■ REQUIRED TASK:
Reproduce the records below exactly as they appear, omitting any pictures they contain.

╭──

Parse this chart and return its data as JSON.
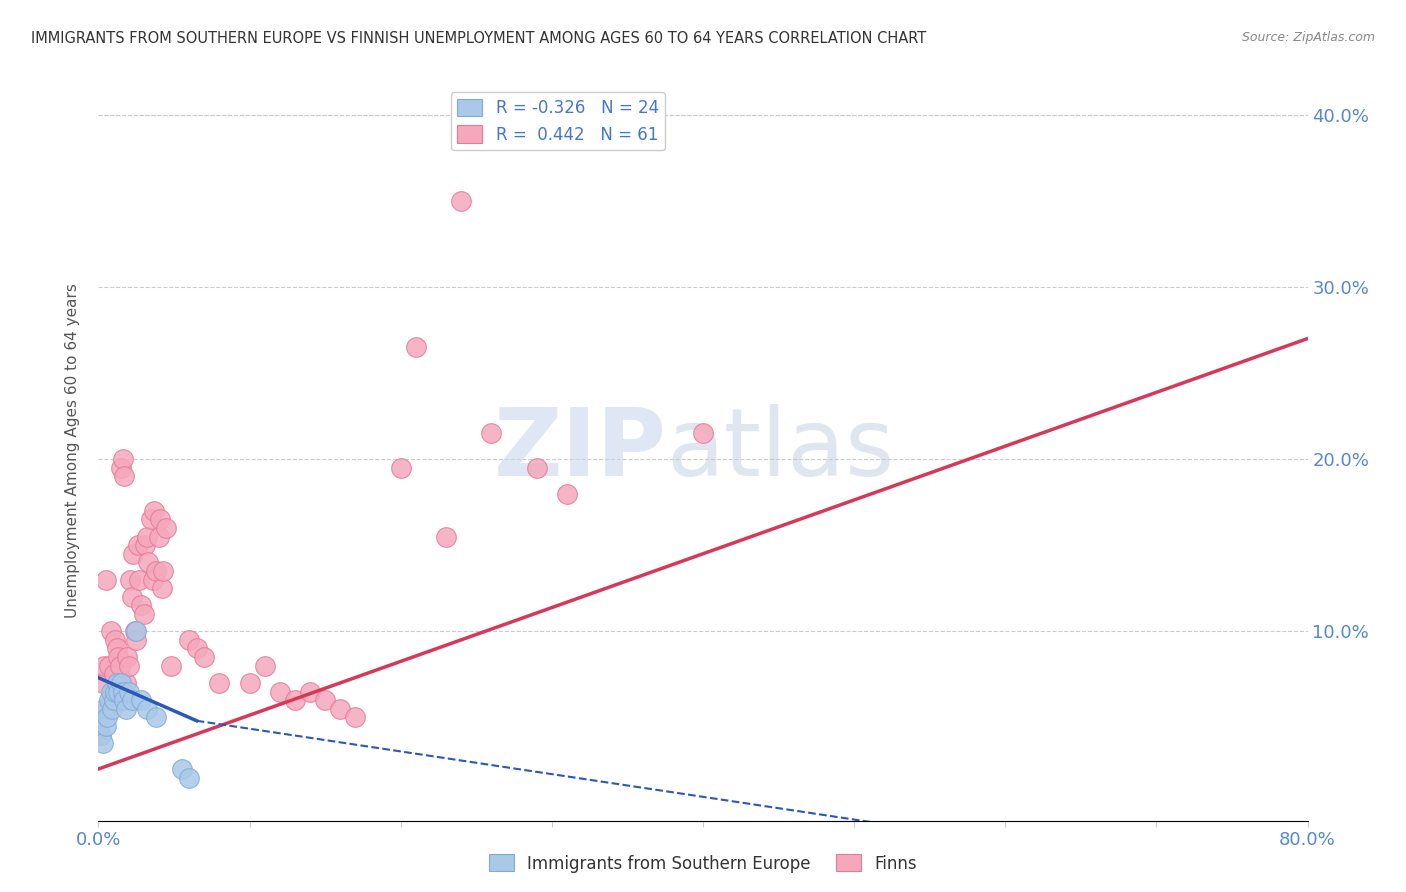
{
  "title": "IMMIGRANTS FROM SOUTHERN EUROPE VS FINNISH UNEMPLOYMENT AMONG AGES 60 TO 64 YEARS CORRELATION CHART",
  "source": "Source: ZipAtlas.com",
  "ylabel": "Unemployment Among Ages 60 to 64 years",
  "xlim": [
    0,
    0.8
  ],
  "ylim": [
    -0.01,
    0.42
  ],
  "legend_R_blue": "R = -0.326",
  "legend_N_blue": "N = 24",
  "legend_R_pink": "R =  0.442",
  "legend_N_pink": "N = 61",
  "legend_label_blue": "Immigrants from Southern Europe",
  "legend_label_pink": "Finns",
  "blue_color": "#aac8e8",
  "pink_color": "#f5a8bc",
  "blue_edge": "#80aad8",
  "pink_edge": "#e87898",
  "trend_blue_solid": "#2858b8",
  "trend_pink_solid": "#d83858",
  "watermark_zip": "ZIP",
  "watermark_atlas": "atlas",
  "blue_scatter_x": [
    0.002,
    0.003,
    0.004,
    0.005,
    0.006,
    0.007,
    0.008,
    0.009,
    0.01,
    0.011,
    0.012,
    0.013,
    0.015,
    0.016,
    0.017,
    0.018,
    0.02,
    0.022,
    0.025,
    0.028,
    0.032,
    0.038,
    0.055,
    0.06
  ],
  "blue_scatter_y": [
    0.04,
    0.035,
    0.055,
    0.045,
    0.05,
    0.06,
    0.065,
    0.055,
    0.06,
    0.065,
    0.07,
    0.065,
    0.07,
    0.065,
    0.06,
    0.055,
    0.065,
    0.06,
    0.1,
    0.06,
    0.055,
    0.05,
    0.02,
    0.015
  ],
  "pink_scatter_x": [
    0.001,
    0.003,
    0.004,
    0.005,
    0.006,
    0.007,
    0.008,
    0.009,
    0.01,
    0.011,
    0.012,
    0.013,
    0.014,
    0.015,
    0.016,
    0.017,
    0.018,
    0.019,
    0.02,
    0.021,
    0.022,
    0.023,
    0.024,
    0.025,
    0.026,
    0.027,
    0.028,
    0.03,
    0.031,
    0.032,
    0.033,
    0.035,
    0.036,
    0.037,
    0.038,
    0.04,
    0.041,
    0.042,
    0.043,
    0.045,
    0.048,
    0.06,
    0.065,
    0.07,
    0.08,
    0.1,
    0.11,
    0.12,
    0.13,
    0.14,
    0.15,
    0.16,
    0.17,
    0.2,
    0.21,
    0.23,
    0.24,
    0.26,
    0.29,
    0.31,
    0.4
  ],
  "pink_scatter_y": [
    0.04,
    0.07,
    0.08,
    0.13,
    0.055,
    0.08,
    0.1,
    0.065,
    0.075,
    0.095,
    0.09,
    0.085,
    0.08,
    0.195,
    0.2,
    0.19,
    0.07,
    0.085,
    0.08,
    0.13,
    0.12,
    0.145,
    0.1,
    0.095,
    0.15,
    0.13,
    0.115,
    0.11,
    0.15,
    0.155,
    0.14,
    0.165,
    0.13,
    0.17,
    0.135,
    0.155,
    0.165,
    0.125,
    0.135,
    0.16,
    0.08,
    0.095,
    0.09,
    0.085,
    0.07,
    0.07,
    0.08,
    0.065,
    0.06,
    0.065,
    0.06,
    0.055,
    0.05,
    0.195,
    0.265,
    0.155,
    0.35,
    0.215,
    0.195,
    0.18,
    0.215
  ],
  "pink_trend_x0": 0.0,
  "pink_trend_y0": 0.02,
  "pink_trend_x1": 0.8,
  "pink_trend_y1": 0.27,
  "blue_trend_solid_x0": 0.0,
  "blue_trend_solid_y0": 0.073,
  "blue_trend_solid_x1": 0.065,
  "blue_trend_solid_y1": 0.048,
  "blue_trend_dashed_x0": 0.065,
  "blue_trend_dashed_y0": 0.048,
  "blue_trend_dashed_x1": 0.52,
  "blue_trend_dashed_y1": -0.012
}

╰──

■ SOLUTION FOR THIS PROBLEM:
Parse this chart and return its data as JSON.
{
  "title": "IMMIGRANTS FROM SOUTHERN EUROPE VS FINNISH UNEMPLOYMENT AMONG AGES 60 TO 64 YEARS CORRELATION CHART",
  "source": "Source: ZipAtlas.com",
  "ylabel": "Unemployment Among Ages 60 to 64 years",
  "xlim": [
    0,
    0.8
  ],
  "ylim": [
    -0.01,
    0.42
  ],
  "legend_R_blue": "R = -0.326",
  "legend_N_blue": "N = 24",
  "legend_R_pink": "R =  0.442",
  "legend_N_pink": "N = 61",
  "legend_label_blue": "Immigrants from Southern Europe",
  "legend_label_pink": "Finns",
  "blue_color": "#aac8e8",
  "pink_color": "#f5a8bc",
  "blue_edge": "#80aad8",
  "pink_edge": "#e87898",
  "trend_blue_solid": "#2858b8",
  "trend_pink_solid": "#d83858",
  "watermark_zip": "ZIP",
  "watermark_atlas": "atlas",
  "blue_scatter_x": [
    0.002,
    0.003,
    0.004,
    0.005,
    0.006,
    0.007,
    0.008,
    0.009,
    0.01,
    0.011,
    0.012,
    0.013,
    0.015,
    0.016,
    0.017,
    0.018,
    0.02,
    0.022,
    0.025,
    0.028,
    0.032,
    0.038,
    0.055,
    0.06
  ],
  "blue_scatter_y": [
    0.04,
    0.035,
    0.055,
    0.045,
    0.05,
    0.06,
    0.065,
    0.055,
    0.06,
    0.065,
    0.07,
    0.065,
    0.07,
    0.065,
    0.06,
    0.055,
    0.065,
    0.06,
    0.1,
    0.06,
    0.055,
    0.05,
    0.02,
    0.015
  ],
  "pink_scatter_x": [
    0.001,
    0.003,
    0.004,
    0.005,
    0.006,
    0.007,
    0.008,
    0.009,
    0.01,
    0.011,
    0.012,
    0.013,
    0.014,
    0.015,
    0.016,
    0.017,
    0.018,
    0.019,
    0.02,
    0.021,
    0.022,
    0.023,
    0.024,
    0.025,
    0.026,
    0.027,
    0.028,
    0.03,
    0.031,
    0.032,
    0.033,
    0.035,
    0.036,
    0.037,
    0.038,
    0.04,
    0.041,
    0.042,
    0.043,
    0.045,
    0.048,
    0.06,
    0.065,
    0.07,
    0.08,
    0.1,
    0.11,
    0.12,
    0.13,
    0.14,
    0.15,
    0.16,
    0.17,
    0.2,
    0.21,
    0.23,
    0.24,
    0.26,
    0.29,
    0.31,
    0.4
  ],
  "pink_scatter_y": [
    0.04,
    0.07,
    0.08,
    0.13,
    0.055,
    0.08,
    0.1,
    0.065,
    0.075,
    0.095,
    0.09,
    0.085,
    0.08,
    0.195,
    0.2,
    0.19,
    0.07,
    0.085,
    0.08,
    0.13,
    0.12,
    0.145,
    0.1,
    0.095,
    0.15,
    0.13,
    0.115,
    0.11,
    0.15,
    0.155,
    0.14,
    0.165,
    0.13,
    0.17,
    0.135,
    0.155,
    0.165,
    0.125,
    0.135,
    0.16,
    0.08,
    0.095,
    0.09,
    0.085,
    0.07,
    0.07,
    0.08,
    0.065,
    0.06,
    0.065,
    0.06,
    0.055,
    0.05,
    0.195,
    0.265,
    0.155,
    0.35,
    0.215,
    0.195,
    0.18,
    0.215
  ],
  "pink_trend_x0": 0.0,
  "pink_trend_y0": 0.02,
  "pink_trend_x1": 0.8,
  "pink_trend_y1": 0.27,
  "blue_trend_solid_x0": 0.0,
  "blue_trend_solid_y0": 0.073,
  "blue_trend_solid_x1": 0.065,
  "blue_trend_solid_y1": 0.048,
  "blue_trend_dashed_x0": 0.065,
  "blue_trend_dashed_y0": 0.048,
  "blue_trend_dashed_x1": 0.52,
  "blue_trend_dashed_y1": -0.012
}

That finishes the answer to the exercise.